- What is needed:
Copy out all the lines in the records that include the word "this".

........

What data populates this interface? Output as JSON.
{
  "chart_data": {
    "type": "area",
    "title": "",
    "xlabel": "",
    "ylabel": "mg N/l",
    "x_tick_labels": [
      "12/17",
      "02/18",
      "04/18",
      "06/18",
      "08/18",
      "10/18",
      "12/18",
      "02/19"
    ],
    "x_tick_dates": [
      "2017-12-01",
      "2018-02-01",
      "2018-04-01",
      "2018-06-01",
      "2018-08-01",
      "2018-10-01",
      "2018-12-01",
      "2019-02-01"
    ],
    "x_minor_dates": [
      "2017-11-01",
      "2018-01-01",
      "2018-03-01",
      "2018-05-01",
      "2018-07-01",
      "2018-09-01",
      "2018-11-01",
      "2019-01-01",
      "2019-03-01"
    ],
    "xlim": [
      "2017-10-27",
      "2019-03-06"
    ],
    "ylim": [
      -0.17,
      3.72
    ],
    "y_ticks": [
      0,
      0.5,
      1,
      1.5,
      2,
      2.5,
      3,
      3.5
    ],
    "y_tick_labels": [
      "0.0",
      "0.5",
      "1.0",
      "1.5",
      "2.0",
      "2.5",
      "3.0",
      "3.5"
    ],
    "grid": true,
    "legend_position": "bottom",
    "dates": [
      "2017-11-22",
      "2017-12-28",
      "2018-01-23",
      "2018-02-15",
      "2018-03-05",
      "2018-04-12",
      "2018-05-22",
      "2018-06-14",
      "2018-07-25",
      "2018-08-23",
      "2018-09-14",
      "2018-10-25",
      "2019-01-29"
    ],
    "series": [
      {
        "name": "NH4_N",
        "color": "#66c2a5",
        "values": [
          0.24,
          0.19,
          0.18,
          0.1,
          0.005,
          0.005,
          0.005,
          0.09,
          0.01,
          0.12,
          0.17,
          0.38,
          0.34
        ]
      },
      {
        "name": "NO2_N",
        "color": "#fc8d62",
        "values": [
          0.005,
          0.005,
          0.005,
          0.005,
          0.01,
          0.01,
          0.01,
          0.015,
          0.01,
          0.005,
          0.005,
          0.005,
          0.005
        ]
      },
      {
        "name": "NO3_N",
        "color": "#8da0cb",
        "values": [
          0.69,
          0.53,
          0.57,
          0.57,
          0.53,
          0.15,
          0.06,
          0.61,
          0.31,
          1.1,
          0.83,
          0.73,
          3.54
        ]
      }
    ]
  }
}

........

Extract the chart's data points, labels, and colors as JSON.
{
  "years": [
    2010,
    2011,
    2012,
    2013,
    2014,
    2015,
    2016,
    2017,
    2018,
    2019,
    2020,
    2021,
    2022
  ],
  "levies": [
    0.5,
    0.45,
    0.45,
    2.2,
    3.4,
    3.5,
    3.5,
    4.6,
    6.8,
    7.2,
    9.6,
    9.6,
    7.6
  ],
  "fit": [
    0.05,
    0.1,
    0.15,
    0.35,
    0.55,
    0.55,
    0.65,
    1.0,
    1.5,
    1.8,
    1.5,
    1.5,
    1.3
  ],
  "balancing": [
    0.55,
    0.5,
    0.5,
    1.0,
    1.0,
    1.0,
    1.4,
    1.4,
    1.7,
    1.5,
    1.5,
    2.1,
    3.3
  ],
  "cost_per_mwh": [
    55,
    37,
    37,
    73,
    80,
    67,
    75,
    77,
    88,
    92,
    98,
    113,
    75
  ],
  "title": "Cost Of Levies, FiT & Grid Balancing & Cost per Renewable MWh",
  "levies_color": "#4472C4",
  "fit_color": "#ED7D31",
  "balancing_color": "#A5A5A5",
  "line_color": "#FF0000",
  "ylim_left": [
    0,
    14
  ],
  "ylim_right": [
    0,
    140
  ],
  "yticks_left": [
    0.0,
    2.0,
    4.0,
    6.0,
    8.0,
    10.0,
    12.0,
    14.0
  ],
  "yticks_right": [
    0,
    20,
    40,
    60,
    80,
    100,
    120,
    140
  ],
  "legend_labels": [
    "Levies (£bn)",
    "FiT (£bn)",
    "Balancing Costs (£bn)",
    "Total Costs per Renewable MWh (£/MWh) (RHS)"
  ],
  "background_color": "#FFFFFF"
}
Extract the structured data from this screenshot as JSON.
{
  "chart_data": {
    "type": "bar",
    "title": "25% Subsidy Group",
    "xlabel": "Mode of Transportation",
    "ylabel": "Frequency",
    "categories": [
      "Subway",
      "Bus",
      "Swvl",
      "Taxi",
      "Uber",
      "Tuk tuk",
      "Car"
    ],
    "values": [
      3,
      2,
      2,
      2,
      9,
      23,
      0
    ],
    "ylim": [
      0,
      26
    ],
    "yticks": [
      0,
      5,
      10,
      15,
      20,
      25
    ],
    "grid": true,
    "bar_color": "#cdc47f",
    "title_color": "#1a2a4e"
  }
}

........

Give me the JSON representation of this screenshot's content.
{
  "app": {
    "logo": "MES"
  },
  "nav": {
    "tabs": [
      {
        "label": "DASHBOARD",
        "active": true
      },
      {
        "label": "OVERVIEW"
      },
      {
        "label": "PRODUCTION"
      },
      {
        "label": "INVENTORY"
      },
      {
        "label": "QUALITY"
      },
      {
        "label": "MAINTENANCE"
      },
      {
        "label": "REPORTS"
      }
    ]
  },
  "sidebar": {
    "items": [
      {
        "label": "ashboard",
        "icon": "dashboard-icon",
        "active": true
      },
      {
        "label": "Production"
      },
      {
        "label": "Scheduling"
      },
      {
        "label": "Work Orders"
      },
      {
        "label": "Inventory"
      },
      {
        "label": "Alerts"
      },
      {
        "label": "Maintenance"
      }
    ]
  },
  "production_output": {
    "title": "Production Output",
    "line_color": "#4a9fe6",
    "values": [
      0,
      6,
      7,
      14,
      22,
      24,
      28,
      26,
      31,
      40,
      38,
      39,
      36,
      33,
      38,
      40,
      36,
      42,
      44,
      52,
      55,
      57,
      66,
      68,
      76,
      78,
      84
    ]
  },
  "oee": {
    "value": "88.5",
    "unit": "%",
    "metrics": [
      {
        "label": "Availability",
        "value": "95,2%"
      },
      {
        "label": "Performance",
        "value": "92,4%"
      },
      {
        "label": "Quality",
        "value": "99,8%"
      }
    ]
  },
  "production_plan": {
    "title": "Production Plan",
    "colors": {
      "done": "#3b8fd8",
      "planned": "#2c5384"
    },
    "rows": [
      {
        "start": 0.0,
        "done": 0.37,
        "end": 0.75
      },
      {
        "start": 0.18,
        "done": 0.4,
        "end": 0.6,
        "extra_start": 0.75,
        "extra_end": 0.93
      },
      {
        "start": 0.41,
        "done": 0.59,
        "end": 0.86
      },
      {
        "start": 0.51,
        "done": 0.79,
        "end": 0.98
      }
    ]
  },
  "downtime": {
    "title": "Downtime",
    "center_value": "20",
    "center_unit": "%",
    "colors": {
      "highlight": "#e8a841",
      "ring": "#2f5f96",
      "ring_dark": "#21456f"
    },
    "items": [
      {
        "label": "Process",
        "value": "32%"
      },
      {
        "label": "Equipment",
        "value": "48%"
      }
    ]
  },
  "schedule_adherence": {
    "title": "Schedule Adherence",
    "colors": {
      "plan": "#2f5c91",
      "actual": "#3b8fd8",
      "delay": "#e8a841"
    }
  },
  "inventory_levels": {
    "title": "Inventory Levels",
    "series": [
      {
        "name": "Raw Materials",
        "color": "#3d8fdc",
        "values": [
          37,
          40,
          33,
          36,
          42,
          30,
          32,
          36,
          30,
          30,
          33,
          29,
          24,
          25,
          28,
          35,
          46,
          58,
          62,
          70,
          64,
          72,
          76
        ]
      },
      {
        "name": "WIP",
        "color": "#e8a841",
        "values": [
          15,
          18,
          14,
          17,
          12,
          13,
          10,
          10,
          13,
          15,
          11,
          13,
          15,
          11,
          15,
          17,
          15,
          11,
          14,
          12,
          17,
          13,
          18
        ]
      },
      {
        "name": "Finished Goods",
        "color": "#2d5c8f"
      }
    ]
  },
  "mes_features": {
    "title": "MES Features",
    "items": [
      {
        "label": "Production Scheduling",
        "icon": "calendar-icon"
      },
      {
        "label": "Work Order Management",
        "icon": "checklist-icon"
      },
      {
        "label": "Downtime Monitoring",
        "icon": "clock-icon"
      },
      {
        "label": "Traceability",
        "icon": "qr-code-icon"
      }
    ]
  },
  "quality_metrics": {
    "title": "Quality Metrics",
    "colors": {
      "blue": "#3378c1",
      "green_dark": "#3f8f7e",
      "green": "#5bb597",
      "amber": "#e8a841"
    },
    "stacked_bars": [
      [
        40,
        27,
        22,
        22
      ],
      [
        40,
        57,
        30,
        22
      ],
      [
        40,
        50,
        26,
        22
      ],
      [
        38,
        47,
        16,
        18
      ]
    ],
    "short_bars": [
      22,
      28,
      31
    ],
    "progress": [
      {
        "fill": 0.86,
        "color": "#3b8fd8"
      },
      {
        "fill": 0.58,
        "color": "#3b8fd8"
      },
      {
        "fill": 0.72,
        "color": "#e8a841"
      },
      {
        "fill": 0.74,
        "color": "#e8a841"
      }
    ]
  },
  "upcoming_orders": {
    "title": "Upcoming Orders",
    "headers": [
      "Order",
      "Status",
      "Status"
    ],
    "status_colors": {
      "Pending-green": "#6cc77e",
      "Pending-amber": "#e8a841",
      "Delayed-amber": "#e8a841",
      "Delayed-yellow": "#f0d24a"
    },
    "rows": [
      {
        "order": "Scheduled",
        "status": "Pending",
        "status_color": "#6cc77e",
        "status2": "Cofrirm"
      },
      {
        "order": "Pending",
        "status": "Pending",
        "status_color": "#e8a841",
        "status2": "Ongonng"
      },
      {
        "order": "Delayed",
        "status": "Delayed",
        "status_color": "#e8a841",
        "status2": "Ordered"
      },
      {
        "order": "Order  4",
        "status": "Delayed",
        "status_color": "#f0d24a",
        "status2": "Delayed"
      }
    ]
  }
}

........

- Response:
What data populates this interface? Output as JSON.
Extract the structured data from this screenshot as JSON.
Give me the JSON representation of this screenshot's content.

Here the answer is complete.